Saved entries
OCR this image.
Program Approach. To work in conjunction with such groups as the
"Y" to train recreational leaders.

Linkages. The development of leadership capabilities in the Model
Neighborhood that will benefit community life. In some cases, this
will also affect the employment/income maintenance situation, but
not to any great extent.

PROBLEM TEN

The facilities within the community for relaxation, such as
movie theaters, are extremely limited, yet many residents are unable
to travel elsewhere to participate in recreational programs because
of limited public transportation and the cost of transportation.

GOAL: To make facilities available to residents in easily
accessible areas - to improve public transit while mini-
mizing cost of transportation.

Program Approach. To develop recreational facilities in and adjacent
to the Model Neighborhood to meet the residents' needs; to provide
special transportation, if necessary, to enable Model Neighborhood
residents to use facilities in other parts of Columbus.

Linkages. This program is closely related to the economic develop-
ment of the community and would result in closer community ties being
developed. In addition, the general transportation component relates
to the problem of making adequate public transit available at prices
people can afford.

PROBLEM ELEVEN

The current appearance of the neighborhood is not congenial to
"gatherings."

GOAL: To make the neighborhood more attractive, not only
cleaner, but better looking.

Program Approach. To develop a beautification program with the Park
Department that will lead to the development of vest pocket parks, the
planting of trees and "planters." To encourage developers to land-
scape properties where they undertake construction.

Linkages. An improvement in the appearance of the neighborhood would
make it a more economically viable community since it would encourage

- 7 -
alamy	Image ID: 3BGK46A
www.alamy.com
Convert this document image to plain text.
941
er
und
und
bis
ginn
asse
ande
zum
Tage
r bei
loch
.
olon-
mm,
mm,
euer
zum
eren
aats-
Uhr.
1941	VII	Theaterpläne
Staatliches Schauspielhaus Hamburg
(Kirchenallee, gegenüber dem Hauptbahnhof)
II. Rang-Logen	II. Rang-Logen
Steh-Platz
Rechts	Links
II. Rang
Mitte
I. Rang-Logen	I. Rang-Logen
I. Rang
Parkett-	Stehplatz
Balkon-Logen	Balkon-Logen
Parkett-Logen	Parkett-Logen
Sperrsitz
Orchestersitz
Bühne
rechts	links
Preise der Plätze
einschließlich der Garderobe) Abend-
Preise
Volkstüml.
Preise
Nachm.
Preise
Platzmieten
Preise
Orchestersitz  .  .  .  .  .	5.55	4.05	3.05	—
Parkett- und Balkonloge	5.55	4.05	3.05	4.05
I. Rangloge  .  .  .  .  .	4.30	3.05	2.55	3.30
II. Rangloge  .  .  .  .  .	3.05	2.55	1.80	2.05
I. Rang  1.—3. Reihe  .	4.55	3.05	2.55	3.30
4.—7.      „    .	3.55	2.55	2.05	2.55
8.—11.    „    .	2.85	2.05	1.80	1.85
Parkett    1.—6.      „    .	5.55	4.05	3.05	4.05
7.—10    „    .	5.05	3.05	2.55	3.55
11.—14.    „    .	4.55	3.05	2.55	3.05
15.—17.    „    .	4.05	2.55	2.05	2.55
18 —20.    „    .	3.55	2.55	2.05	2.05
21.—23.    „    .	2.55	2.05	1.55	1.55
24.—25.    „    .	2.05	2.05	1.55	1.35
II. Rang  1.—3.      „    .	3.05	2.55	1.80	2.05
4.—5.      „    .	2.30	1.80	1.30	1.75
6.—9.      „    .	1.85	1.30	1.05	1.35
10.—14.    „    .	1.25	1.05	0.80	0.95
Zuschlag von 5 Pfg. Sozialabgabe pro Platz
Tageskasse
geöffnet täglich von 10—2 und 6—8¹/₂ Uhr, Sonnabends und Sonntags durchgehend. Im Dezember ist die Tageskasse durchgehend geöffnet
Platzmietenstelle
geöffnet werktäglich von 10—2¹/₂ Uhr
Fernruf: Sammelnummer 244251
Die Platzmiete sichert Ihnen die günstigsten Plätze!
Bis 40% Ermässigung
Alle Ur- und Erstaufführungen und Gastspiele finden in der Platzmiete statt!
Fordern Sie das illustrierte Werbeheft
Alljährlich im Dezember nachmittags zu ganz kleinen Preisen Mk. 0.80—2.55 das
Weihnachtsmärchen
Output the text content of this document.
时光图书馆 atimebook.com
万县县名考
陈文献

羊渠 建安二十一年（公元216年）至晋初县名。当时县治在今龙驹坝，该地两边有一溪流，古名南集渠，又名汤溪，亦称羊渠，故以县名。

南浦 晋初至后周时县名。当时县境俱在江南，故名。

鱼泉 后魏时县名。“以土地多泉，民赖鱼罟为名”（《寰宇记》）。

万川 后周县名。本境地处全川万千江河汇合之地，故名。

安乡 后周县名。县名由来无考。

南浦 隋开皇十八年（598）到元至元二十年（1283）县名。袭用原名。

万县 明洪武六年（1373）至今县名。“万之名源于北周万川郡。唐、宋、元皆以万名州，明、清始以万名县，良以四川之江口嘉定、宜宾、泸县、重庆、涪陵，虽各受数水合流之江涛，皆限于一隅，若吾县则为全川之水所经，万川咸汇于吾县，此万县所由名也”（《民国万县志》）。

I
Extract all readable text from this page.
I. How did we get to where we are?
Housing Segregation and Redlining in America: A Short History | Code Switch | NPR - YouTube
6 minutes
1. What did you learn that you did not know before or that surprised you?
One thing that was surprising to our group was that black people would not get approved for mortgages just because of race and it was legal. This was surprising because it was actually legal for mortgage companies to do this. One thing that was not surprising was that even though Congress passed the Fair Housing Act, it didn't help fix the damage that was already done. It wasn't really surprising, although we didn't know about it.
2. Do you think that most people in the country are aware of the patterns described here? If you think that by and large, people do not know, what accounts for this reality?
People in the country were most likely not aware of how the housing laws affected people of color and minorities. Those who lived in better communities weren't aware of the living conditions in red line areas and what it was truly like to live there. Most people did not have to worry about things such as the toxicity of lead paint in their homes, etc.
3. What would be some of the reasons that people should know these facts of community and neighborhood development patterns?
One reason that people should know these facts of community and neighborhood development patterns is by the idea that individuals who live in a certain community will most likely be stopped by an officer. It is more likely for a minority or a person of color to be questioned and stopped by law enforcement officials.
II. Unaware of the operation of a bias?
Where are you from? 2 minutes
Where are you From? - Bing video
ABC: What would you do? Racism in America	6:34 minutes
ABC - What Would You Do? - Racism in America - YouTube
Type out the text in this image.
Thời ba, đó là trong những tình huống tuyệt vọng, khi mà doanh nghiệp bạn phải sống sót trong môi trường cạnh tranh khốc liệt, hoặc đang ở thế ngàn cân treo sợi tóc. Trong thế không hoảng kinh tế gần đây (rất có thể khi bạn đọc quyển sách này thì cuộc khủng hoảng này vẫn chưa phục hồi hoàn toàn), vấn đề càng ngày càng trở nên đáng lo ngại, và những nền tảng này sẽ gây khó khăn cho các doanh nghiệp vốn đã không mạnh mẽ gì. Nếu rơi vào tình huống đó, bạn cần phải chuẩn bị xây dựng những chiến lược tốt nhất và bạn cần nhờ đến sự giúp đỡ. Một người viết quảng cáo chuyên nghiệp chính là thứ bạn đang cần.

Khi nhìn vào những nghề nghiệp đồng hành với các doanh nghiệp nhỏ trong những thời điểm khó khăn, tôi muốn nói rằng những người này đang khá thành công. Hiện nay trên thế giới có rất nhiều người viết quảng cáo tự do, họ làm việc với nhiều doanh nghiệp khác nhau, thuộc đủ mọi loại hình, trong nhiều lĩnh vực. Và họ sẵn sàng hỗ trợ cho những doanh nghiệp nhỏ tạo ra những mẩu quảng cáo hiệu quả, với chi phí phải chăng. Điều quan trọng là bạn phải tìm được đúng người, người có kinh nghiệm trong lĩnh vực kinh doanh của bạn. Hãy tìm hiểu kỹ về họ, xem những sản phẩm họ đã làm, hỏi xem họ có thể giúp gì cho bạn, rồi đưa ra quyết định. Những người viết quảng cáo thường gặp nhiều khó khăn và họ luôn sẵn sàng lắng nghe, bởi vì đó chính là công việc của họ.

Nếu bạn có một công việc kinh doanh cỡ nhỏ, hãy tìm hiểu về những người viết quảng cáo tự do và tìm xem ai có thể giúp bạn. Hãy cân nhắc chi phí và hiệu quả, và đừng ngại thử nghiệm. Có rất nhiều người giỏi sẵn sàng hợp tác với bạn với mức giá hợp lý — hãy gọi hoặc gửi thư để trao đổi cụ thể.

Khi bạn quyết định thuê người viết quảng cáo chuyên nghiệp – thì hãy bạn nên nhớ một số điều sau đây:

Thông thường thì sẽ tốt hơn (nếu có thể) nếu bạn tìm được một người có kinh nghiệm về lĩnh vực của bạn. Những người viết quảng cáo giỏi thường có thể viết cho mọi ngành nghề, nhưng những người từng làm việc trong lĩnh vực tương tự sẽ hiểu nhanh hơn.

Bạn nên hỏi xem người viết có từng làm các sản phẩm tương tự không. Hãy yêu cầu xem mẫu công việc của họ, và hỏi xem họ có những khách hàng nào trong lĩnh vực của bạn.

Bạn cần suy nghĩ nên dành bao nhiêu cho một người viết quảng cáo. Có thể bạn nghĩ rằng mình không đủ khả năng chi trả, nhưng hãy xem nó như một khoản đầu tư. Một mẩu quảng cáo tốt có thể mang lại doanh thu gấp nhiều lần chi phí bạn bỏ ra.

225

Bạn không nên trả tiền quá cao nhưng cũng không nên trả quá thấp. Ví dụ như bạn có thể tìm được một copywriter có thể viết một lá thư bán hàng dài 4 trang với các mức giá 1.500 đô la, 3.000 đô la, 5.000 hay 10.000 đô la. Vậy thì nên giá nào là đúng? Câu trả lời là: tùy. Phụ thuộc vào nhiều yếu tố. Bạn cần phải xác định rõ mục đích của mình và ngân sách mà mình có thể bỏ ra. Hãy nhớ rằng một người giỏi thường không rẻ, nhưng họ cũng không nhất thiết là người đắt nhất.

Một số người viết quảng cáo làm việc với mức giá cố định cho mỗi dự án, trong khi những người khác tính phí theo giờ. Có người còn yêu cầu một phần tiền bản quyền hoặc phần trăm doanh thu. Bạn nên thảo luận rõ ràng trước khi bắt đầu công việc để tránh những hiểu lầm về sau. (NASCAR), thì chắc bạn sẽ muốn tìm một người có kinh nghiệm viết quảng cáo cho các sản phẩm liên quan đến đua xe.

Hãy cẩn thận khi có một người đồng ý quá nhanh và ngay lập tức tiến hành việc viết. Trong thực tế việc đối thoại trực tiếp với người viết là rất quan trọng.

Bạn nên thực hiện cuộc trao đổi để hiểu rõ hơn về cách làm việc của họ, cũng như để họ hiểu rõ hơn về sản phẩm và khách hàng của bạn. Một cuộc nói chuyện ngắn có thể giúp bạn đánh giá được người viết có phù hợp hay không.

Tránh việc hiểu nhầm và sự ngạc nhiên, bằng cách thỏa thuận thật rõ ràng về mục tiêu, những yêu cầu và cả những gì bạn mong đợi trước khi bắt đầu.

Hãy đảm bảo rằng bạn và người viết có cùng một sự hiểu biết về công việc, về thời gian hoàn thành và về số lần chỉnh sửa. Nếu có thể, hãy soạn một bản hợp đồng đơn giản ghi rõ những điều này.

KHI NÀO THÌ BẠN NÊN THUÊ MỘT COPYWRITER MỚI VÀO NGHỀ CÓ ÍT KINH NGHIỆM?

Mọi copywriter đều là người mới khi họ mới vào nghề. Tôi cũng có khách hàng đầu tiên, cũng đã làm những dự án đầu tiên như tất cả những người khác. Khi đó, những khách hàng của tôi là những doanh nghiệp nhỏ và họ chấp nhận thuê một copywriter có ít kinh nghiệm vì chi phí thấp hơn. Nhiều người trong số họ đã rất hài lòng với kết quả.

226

Set task ▸ Make a copy of each line that contains the string "Linkages".

The response ▸
Linkages. The development of leadership capabilities in the Model
Linkages. This program is closely related to the economic develop-
Linkages. An improvement in the appearance of the neighborhood would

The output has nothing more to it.